[Begin Excerpted data]
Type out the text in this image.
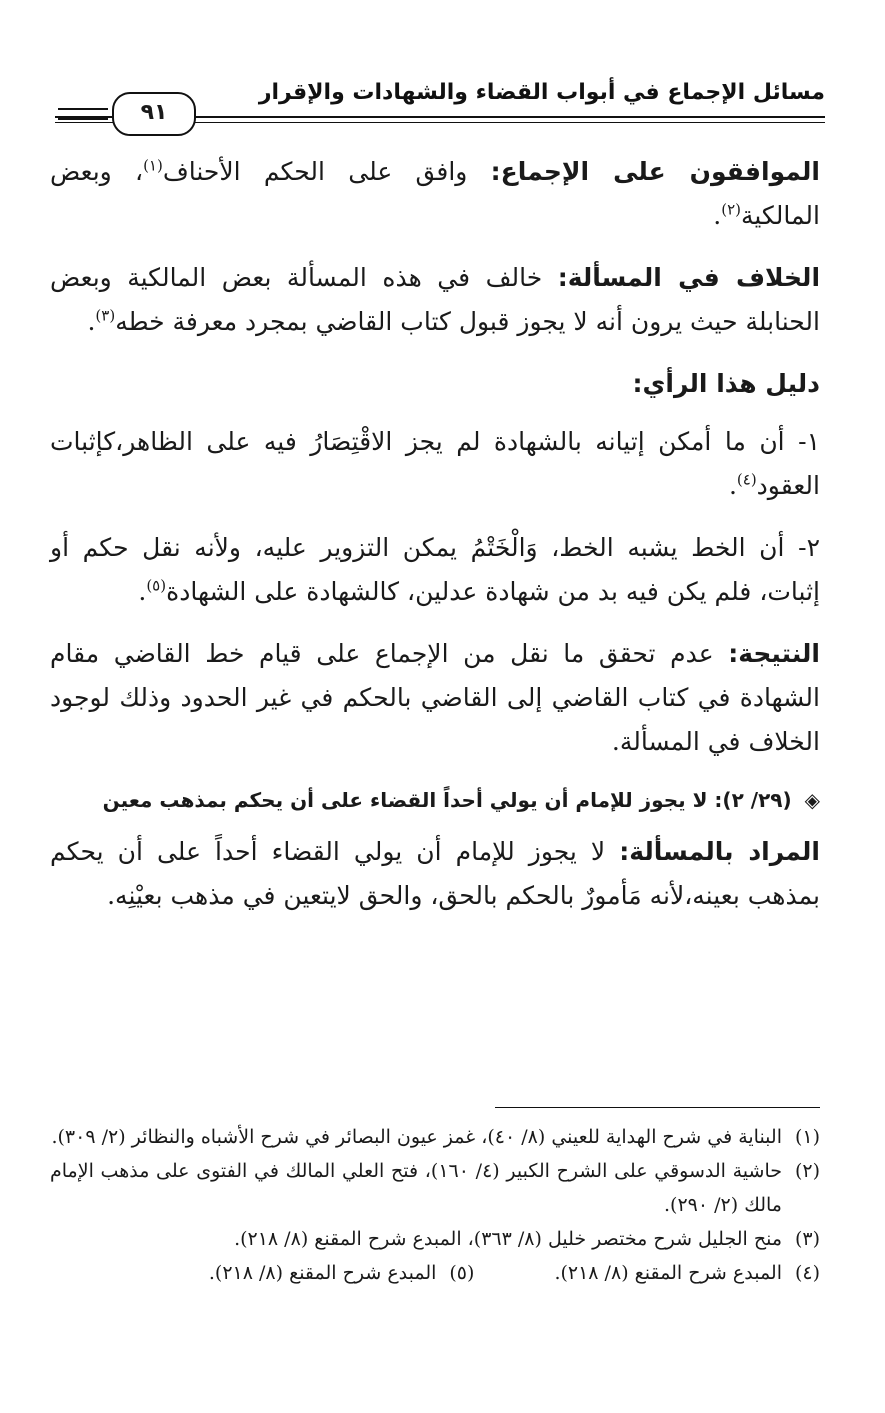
مسائل الإجماع في أبواب القضاء والشهادات والإقرار
٩١

الموافقون على الإجماع: وافق على الحكم الأحناف$^{(١)}$، وبعض المالكية$^{(٢)}$.

الخلاف في المسألة: خالف في هذه المسألة بعض المالكية وبعض الحنابلة حيث يرون أنه لا يجوز قبول كتاب القاضي بمجرد معرفة خطه$^{(٣)}$.

دليل هذا الرأي:

١- أن ما أمكن إتيانه بالشهادة لم يجز الاقْتِصَارُ فيه على الظاهر،كإثبات العقود$^{(٤)}$.

٢- أن الخط يشبه الخط، وَالْخَتْمُ يمكن التزوير عليه، ولأنه نقل حكم أو إثبات، فلم يكن فيه بد من شهادة عدلين، كالشهادة على الشهادة$^{(٥)}$.

النتيجة: عدم تحقق ما نقل من الإجماع على قيام خط القاضي مقام الشهادة في كتاب القاضي إلى القاضي بالحكم في غير الحدود وذلك لوجود الخلاف في المسألة.

◈ (٢٩/ ٢): لا يجوز للإمام أن يولي أحداً القضاء على أن يحكم بمذهب معين

المراد بالمسألة: لا يجوز للإمام أن يولي القضاء أحداً على أن يحكم بمذهب بعينه،لأنه مَأمورٌ بالحكم بالحق، والحق لايتعين في مذهب بعيْنِه.

(١)
البناية في شرح الهداية للعيني (٨/ ٤٠)، غمز عيون البصائر في شرح الأشباه والنظائر (٢/ ٣٠٩).

(٢)
حاشية الدسوقي على الشرح الكبير (٤/ ١٦٠)، فتح العلي المالك في الفتوى على مذهب الإمام مالك (٢/ ٢٩٠).

(٣)
منح الجليل شرح مختصر خليل (٨/ ٣٦٣)، المبدع شرح المقنع (٨/ ٢١٨).

(٤)
المبدع شرح المقنع (٨/ ٢١٨).

(٥)
المبدع شرح المقنع (٨/ ٢١٨).
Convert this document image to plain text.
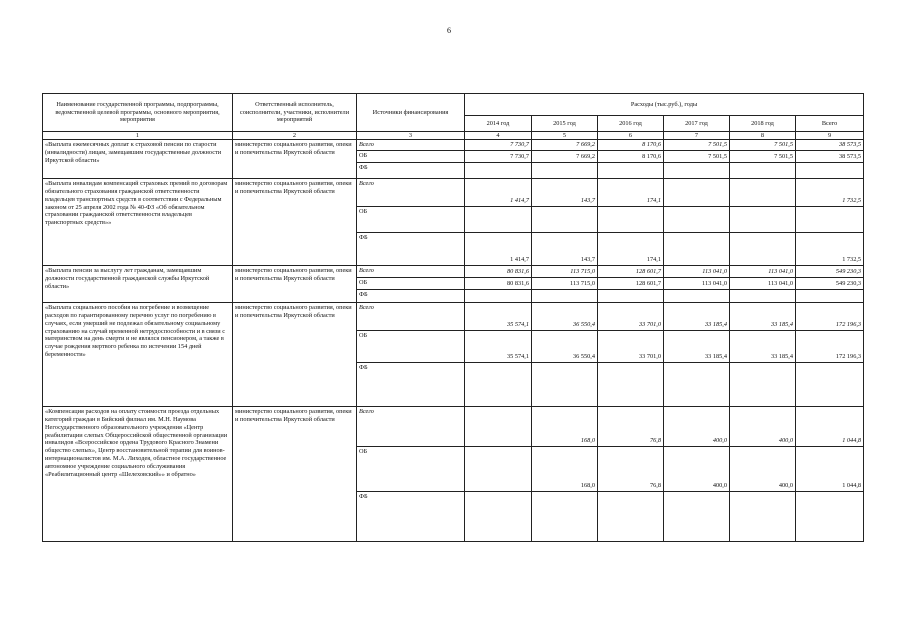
6
Наименование государственной программы, подпрограммы, ведомственной целевой программы, основного мероприятия, мероприятия	Ответственный исполнитель, соисполнители, участники, исполнители мероприятий	Источники финансирования	Расходы (тыс.руб.), годы					
			2014 год	2015 год	2016 год	2017 год	2018 год	Всего
1	2	3	4	5	6	7	8	9
«Выплата ежемесячных доплат к страховой пенсии по старости (инвалидности) лицам, замещавшим государственные должности Иркутской области»	министерство социального развития, опеки и попечительства Иркутской области	Всего	7 730,7	7 669,2	8 170,6	7 501,5	7 501,5	38 573,5
		ОБ	7 730,7	7 669,2	8 170,6	7 501,5	7 501,5	38 573,5
		ФБ						
«Выплата инвалидам компенсаций страховых премий по договорам обязательного страхования гражданской ответственности владельцев транспортных средств в соответствии с Федеральным законом от 25 апреля 2002 года № 40-ФЗ «Об обязательном страховании гражданской ответственности владельцев транспортных средств»»	министерство социального развития, опеки и попечительства Иркутской области	Всего	1 414,7	143,7	174,1			1 732,5
		ОБ						
		ФБ	1 414,7	143,7	174,1			1 732,5
«Выплата пенсии за выслугу лет гражданам, замещавшим должности государственной гражданской службы Иркутской области»	министерство социального развития, опеки и попечительства Иркутской области	Всего	80 831,6	113 715,0	128 601,7	113 041,0	113 041,0	549 230,3
		ОБ	80 831,6	113 715,0	128 601,7	113 041,0	113 041,0	549 230,3
		ФБ						
«Выплата социального пособия на погребение и возмещение расходов по гарантированному перечню услуг по погребению в случаях, если умерший не подлежал обязательному социальному страхованию на случай временной нетрудоспособности и в связи с материнством на день смерти и не являлся пенсионером, а также в случае рождения мертвого ребенка по истечении 154 дней беременности»	министерство социального развития, опеки и попечительства Иркутской области	Всего	35 574,1	36 550,4	33 701,0	33 185,4	33 185,4	172 196,3
		ОБ	35 574,1	36 550,4	33 701,0	33 185,4	33 185,4	172 196,3
		ФБ						
«Компенсация расходов на оплату стоимости проезда отдельных категорий граждан в Бийский филиал им. М.Н. Наумова Негосударственного образовательного учреждения «Центр реабилитации слепых Общероссийской общественной организации инвалидов «Всероссийское ордена Трудового Красного Знамени общество слепых», Центр восстановительной терапии для воинов-интернационалистов им. М.А. Лиходея, областное государственное автономное учреждение социального обслуживания «Реабилитационный центр «Шелеховский»» и обратно»	министерство социального развития, опеки и попечительства Иркутской области	Всего		168,0	76,8	400,0	400,0	1 044,8
		ОБ		168,0	76,8	400,0	400,0	1 044,8
		ФБ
[End Excerpted data]
Drop the images and quote the entries word for word.

Type out the text in this image.
مسائل الإجماع في أبواب القضاء والشهادات والإقرار
٩١

الموافقون على الإجماع: وافق على الحكم الأحناف$^{(١)}$، وبعض المالكية$^{(٢)}$.

الخلاف في المسألة: خالف في هذه المسألة بعض المالكية وبعض الحنابلة حيث يرون أنه لا يجوز قبول كتاب القاضي بمجرد معرفة خطه$^{(٣)}$.

دليل هذا الرأي:

١- أن ما أمكن إتيانه بالشهادة لم يجز الاقْتِصَارُ فيه على الظاهر،كإثبات العقود$^{(٤)}$.

٢- أن الخط يشبه الخط، وَالْخَتْمُ يمكن التزوير عليه، ولأنه نقل حكم أو إثبات، فلم يكن فيه بد من شهادة عدلين، كالشهادة على الشهادة$^{(٥)}$.

النتيجة: عدم تحقق ما نقل من الإجماع على قيام خط القاضي مقام الشهادة في كتاب القاضي إلى القاضي بالحكم في غير الحدود وذلك لوجود الخلاف في المسألة.

◈ (٢٩/ ٢): لا يجوز للإمام أن يولي أحداً القضاء على أن يحكم بمذهب معين

المراد بالمسألة: لا يجوز للإمام أن يولي القضاء أحداً على أن يحكم بمذهب بعينه،لأنه مَأمورٌ بالحكم بالحق، والحق لايتعين في مذهب بعيْنِه.

(١)
البناية في شرح الهداية للعيني (٨/ ٤٠)، غمز عيون البصائر في شرح الأشباه والنظائر (٢/ ٣٠٩).

(٢)
حاشية الدسوقي على الشرح الكبير (٤/ ١٦٠)، فتح العلي المالك في الفتوى على مذهب الإمام مالك (٢/ ٢٩٠).

(٣)
منح الجليل شرح مختصر خليل (٨/ ٣٦٣)، المبدع شرح المقنع (٨/ ٢١٨).

(٤)
المبدع شرح المقنع (٨/ ٢١٨).

(٥)
المبدع شرح المقنع (٨/ ٢١٨).
Convert this document image to plain text.
6
Наименование государственной программы, подпрограммы, ведомственной целевой программы, основного мероприятия, мероприятия	Ответственный исполнитель, соисполнители, участники, исполнители мероприятий	Источники финансирования	Расходы (тыс.руб.), годы					
			2014 год	2015 год	2016 год	2017 год	2018 год	Всего
1	2	3	4	5	6	7	8	9
«Выплата ежемесячных доплат к страховой пенсии по старости (инвалидности) лицам, замещавшим государственные должности Иркутской области»	министерство социального развития, опеки и попечительства Иркутской области	Всего	7 730,7	7 669,2	8 170,6	7 501,5	7 501,5	38 573,5
		ОБ	7 730,7	7 669,2	8 170,6	7 501,5	7 501,5	38 573,5
		ФБ						
«Выплата инвалидам компенсаций страховых премий по договорам обязательного страхования гражданской ответственности владельцев транспортных средств в соответствии с Федеральным законом от 25 апреля 2002 года № 40-ФЗ «Об обязательном страховании гражданской ответственности владельцев транспортных средств»»	министерство социального развития, опеки и попечительства Иркутской области	Всего	1 414,7	143,7	174,1			1 732,5
		ОБ						
		ФБ	1 414,7	143,7	174,1			1 732,5
«Выплата пенсии за выслугу лет гражданам, замещавшим должности государственной гражданской службы Иркутской области»	министерство социального развития, опеки и попечительства Иркутской области	Всего	80 831,6	113 715,0	128 601,7	113 041,0	113 041,0	549 230,3
		ОБ	80 831,6	113 715,0	128 601,7	113 041,0	113 041,0	549 230,3
		ФБ						
«Выплата социального пособия на погребение и возмещение расходов по гарантированному перечню услуг по погребению в случаях, если умерший не подлежал обязательному социальному страхованию на случай временной нетрудоспособности и в связи с материнством на день смерти и не являлся пенсионером, а также в случае рождения мертвого ребенка по истечении 154 дней беременности»	министерство социального развития, опеки и попечительства Иркутской области	Всего	35 574,1	36 550,4	33 701,0	33 185,4	33 185,4	172 196,3
		ОБ	35 574,1	36 550,4	33 701,0	33 185,4	33 185,4	172 196,3
		ФБ						
«Компенсация расходов на оплату стоимости проезда отдельных категорий граждан в Бийский филиал им. М.Н. Наумова Негосударственного образовательного учреждения «Центр реабилитации слепых Общероссийской общественной организации инвалидов «Всероссийское ордена Трудового Красного Знамени общество слепых», Центр восстановительной терапии для воинов-интернационалистов им. М.А. Лиходея, областное государственное автономное учреждение социального обслуживания «Реабилитационный центр «Шелеховский»» и обратно»	министерство социального развития, опеки и попечительства Иркутской области	Всего		168,0	76,8	400,0	400,0	1 044,8
		ОБ		168,0	76,8	400,0	400,0	1 044,8
		ФБ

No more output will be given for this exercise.